## Exercise:
Look through the listing and locate every line containing the word "under"; copy those lines.

## Input records:
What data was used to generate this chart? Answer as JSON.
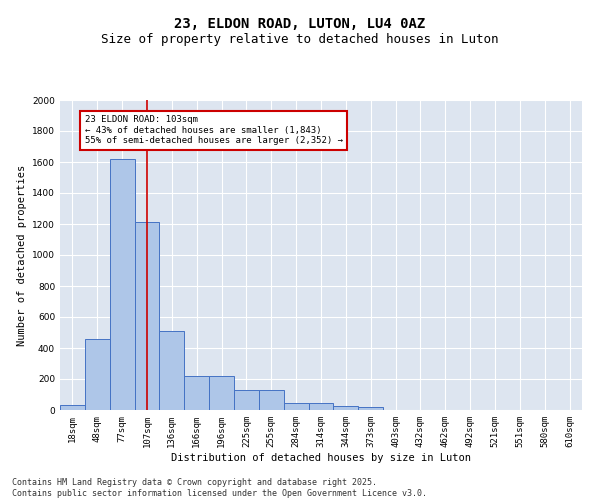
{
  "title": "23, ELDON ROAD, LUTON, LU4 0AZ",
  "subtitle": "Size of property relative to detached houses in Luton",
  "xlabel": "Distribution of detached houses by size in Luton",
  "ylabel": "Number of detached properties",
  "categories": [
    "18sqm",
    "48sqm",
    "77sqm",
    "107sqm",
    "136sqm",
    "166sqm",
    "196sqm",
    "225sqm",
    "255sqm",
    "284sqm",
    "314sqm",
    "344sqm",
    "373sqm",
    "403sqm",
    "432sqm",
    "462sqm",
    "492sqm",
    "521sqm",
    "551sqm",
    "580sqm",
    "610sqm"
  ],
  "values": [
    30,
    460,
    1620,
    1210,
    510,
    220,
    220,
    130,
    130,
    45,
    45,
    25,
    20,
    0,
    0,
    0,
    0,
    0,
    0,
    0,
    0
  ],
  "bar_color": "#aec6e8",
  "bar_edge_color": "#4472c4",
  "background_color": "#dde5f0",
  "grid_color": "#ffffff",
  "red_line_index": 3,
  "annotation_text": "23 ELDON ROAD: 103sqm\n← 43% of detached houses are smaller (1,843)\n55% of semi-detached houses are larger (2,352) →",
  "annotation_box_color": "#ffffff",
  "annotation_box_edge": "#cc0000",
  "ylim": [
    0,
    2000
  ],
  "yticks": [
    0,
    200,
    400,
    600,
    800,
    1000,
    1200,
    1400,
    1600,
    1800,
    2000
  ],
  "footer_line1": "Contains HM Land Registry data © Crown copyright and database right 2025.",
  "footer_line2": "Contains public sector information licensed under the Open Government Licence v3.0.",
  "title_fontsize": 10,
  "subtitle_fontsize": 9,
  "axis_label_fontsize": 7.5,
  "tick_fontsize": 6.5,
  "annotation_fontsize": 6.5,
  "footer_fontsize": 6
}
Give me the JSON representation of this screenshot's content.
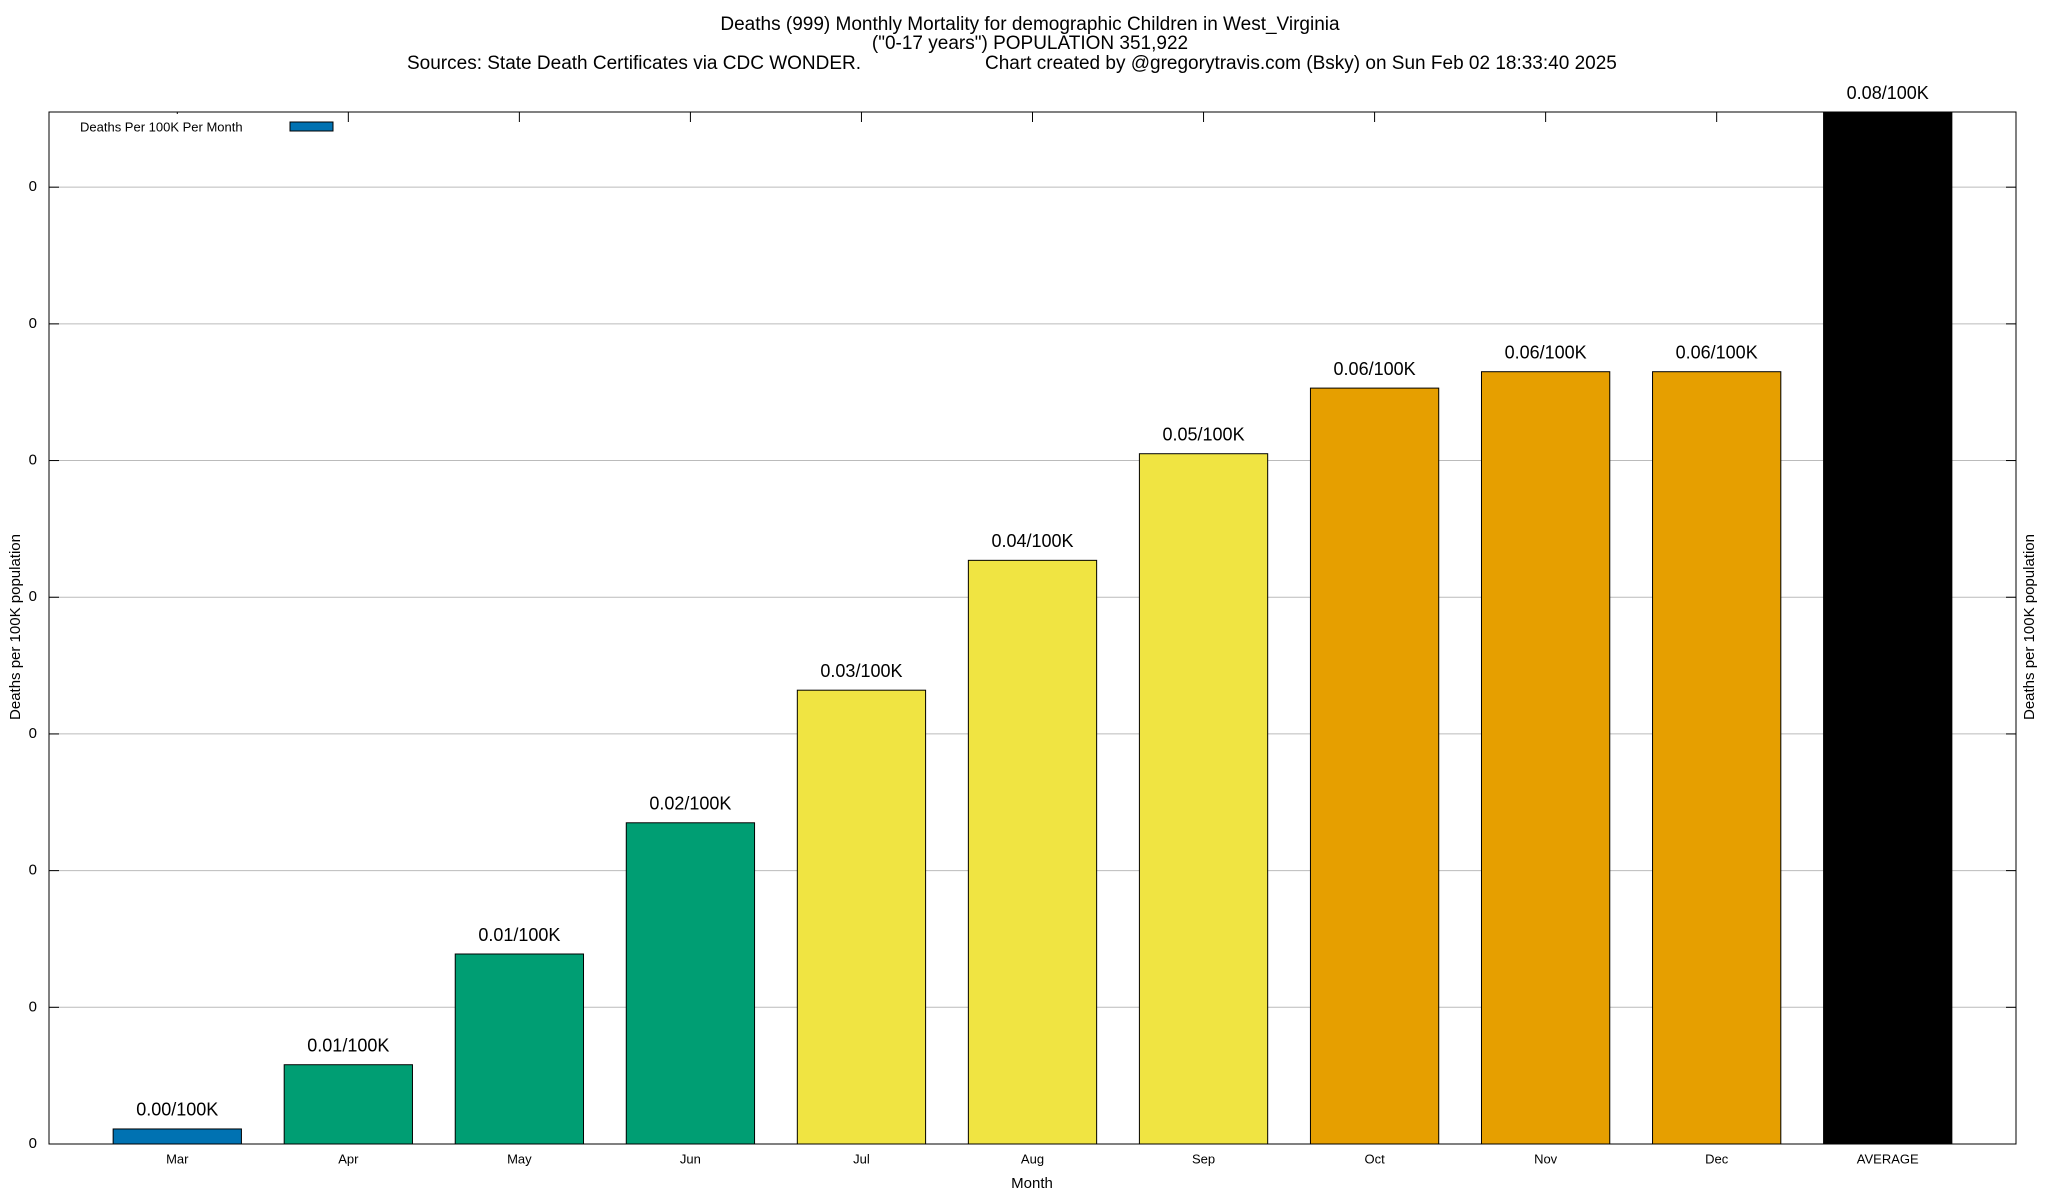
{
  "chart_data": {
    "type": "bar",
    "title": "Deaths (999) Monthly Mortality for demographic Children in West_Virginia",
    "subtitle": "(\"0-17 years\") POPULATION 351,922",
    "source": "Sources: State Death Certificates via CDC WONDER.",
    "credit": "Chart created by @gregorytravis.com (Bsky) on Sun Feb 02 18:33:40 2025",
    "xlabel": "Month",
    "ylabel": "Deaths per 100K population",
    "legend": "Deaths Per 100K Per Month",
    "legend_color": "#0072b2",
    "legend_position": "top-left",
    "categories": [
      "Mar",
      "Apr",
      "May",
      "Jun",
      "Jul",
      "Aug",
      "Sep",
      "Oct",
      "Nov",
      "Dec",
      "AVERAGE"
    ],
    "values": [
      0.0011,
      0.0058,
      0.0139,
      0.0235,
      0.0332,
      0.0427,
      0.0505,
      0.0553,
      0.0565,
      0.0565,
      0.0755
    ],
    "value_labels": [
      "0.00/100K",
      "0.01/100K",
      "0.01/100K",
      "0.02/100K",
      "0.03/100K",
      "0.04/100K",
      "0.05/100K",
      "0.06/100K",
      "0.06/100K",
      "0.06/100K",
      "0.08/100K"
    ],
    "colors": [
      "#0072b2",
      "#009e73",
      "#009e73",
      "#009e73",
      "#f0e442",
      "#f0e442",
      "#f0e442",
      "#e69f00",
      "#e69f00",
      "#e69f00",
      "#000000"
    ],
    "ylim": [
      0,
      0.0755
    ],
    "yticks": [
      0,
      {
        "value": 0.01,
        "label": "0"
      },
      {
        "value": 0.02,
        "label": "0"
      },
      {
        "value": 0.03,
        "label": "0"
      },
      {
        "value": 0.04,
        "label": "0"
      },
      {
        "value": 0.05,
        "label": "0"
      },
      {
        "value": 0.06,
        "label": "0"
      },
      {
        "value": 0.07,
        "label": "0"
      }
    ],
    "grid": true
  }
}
...
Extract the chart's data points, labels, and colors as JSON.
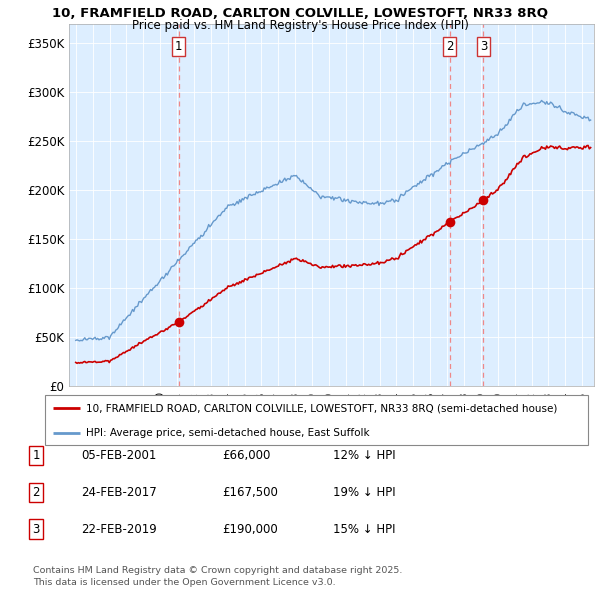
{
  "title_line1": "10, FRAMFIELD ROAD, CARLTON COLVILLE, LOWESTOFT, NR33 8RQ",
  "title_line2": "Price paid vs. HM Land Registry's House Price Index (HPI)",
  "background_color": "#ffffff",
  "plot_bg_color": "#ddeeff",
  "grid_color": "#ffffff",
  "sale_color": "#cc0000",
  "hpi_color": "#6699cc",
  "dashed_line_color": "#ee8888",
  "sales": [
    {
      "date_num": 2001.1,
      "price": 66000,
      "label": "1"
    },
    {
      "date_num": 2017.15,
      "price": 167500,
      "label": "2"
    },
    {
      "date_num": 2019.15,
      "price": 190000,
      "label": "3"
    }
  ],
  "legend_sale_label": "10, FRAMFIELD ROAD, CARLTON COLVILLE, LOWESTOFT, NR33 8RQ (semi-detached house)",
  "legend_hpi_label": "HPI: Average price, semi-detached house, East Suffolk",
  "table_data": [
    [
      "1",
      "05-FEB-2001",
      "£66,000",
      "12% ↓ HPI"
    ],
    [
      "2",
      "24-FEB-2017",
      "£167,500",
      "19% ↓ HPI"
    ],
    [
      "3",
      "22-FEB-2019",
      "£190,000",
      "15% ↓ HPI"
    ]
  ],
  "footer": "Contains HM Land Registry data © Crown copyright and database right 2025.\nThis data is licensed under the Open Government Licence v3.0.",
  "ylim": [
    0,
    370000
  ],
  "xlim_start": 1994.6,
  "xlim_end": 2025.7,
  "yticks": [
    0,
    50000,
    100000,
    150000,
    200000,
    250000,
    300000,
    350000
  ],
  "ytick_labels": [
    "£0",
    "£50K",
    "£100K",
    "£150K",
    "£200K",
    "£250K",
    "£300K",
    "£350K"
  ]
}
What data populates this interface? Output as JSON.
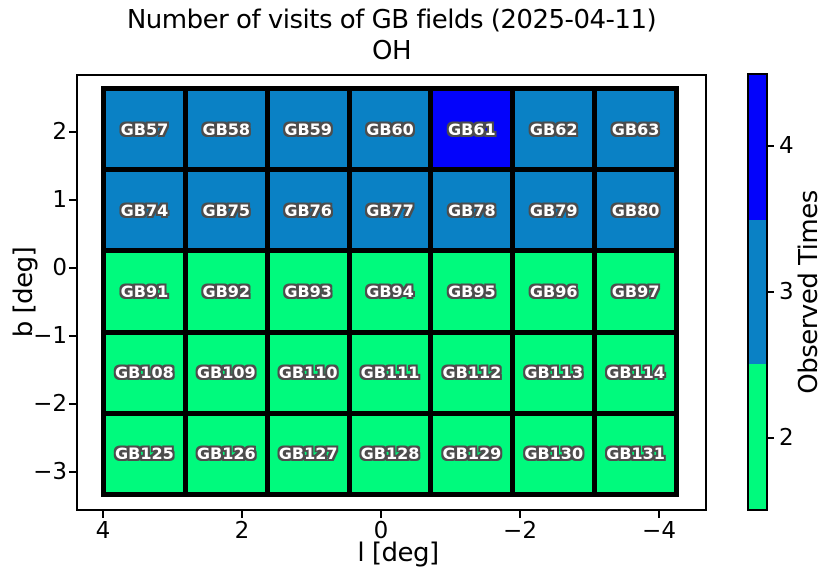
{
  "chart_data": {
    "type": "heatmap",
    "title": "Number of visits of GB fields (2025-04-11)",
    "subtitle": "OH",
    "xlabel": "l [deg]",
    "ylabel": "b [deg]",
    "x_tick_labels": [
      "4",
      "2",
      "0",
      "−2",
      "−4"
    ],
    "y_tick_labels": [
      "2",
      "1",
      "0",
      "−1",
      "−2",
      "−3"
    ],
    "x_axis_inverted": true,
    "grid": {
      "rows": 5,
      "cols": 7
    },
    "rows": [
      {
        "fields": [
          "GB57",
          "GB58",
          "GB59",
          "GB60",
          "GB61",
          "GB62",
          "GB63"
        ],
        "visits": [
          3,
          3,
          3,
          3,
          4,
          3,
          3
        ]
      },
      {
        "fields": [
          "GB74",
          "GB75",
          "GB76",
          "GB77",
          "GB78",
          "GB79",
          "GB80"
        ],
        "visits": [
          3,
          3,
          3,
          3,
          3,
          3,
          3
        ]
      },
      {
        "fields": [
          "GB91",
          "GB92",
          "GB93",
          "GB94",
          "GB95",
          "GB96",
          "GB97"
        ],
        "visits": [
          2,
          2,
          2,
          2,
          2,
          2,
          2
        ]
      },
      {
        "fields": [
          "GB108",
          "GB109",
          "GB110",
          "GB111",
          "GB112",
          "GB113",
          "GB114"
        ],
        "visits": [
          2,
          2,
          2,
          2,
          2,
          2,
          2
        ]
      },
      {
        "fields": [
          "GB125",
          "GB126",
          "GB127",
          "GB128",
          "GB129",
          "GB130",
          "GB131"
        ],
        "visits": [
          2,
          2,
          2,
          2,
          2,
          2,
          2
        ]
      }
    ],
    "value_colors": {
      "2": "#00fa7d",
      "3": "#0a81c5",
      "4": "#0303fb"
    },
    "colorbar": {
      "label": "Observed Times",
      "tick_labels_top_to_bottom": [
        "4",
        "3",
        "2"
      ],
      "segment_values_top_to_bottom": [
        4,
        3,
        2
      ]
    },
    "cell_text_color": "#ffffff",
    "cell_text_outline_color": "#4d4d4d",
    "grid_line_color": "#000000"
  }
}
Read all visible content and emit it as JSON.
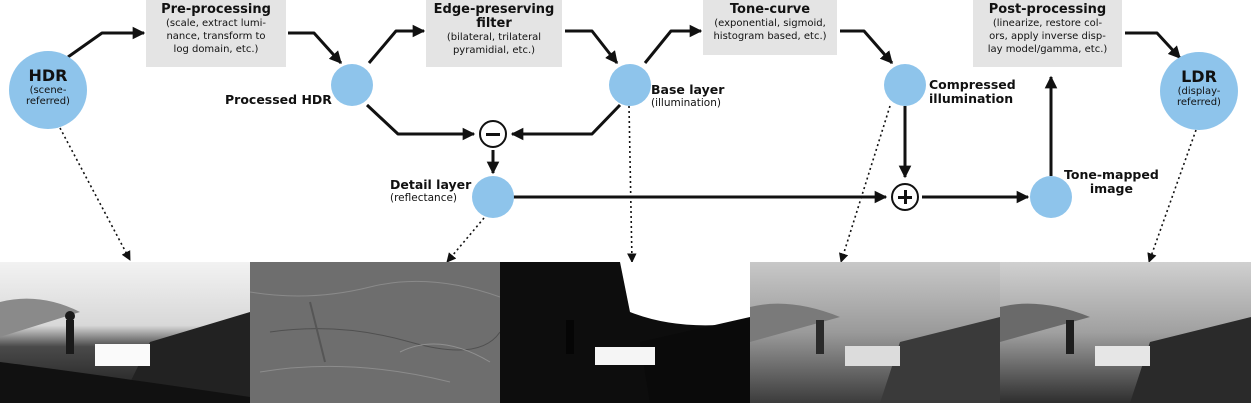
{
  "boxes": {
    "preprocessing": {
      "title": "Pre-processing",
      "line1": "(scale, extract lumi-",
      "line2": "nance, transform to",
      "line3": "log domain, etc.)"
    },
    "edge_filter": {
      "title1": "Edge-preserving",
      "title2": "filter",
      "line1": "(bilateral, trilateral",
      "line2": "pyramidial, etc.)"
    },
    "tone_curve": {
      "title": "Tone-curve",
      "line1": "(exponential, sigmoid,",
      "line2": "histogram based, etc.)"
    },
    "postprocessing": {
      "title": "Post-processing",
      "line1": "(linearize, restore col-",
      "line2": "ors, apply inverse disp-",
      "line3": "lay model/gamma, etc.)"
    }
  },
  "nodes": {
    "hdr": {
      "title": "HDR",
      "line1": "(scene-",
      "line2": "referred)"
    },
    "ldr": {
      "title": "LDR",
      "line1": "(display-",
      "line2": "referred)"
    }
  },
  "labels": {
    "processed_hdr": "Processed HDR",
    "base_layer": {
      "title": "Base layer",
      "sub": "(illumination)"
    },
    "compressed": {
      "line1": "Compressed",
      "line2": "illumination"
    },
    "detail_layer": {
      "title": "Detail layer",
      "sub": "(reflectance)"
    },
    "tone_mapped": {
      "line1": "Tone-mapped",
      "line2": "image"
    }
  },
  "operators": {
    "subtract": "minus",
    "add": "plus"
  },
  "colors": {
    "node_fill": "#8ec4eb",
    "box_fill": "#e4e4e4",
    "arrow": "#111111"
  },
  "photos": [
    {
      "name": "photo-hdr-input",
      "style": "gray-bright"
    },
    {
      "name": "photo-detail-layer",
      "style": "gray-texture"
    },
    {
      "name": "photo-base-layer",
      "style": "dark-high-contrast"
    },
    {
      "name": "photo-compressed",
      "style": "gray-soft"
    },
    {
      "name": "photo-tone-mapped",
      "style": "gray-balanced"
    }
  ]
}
==
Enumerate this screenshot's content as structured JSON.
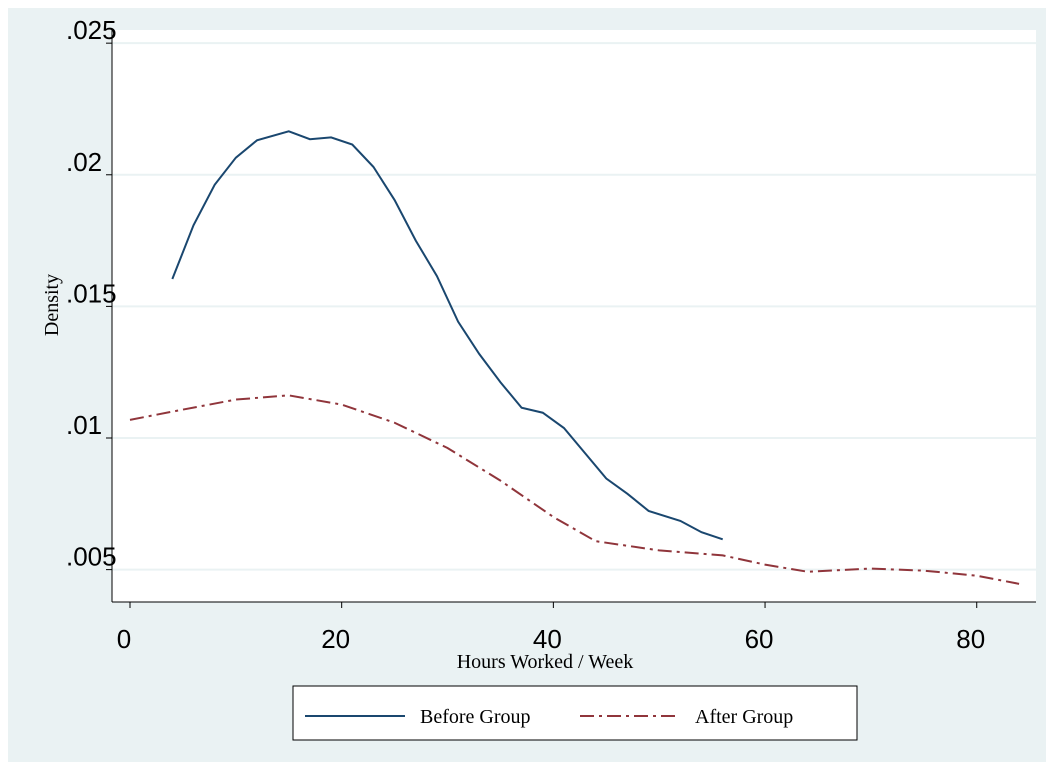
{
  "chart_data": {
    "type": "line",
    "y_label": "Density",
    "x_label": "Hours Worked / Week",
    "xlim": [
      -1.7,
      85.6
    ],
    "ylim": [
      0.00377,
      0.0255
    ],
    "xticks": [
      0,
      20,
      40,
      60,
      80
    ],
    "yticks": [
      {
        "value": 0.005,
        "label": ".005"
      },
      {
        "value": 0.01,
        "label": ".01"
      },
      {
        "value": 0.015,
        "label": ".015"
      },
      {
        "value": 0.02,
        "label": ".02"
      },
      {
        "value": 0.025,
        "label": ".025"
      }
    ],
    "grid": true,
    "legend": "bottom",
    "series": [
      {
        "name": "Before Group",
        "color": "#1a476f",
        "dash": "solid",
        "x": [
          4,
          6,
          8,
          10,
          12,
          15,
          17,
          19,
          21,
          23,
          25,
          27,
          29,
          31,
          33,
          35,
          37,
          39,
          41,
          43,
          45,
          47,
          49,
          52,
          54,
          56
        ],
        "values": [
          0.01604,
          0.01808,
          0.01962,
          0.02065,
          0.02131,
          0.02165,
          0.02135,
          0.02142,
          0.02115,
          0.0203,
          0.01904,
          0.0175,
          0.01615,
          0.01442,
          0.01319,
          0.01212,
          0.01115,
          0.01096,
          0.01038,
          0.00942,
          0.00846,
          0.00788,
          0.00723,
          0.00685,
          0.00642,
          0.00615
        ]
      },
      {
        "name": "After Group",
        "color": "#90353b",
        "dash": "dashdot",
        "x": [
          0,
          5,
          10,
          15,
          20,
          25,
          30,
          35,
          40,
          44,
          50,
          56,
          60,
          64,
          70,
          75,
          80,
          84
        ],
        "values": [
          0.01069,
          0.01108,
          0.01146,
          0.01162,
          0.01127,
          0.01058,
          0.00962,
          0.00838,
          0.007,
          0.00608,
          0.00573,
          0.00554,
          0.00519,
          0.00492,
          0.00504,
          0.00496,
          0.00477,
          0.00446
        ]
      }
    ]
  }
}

## Written answer:
  "footer_line2": "Contains public sector information licensed under the Open Government Licence v3.0.",
  "footer": "Contains HM Land Registry data © Crown copyright and database right 2025.\nThis data is licensed under the Open Government Licence v3.0.",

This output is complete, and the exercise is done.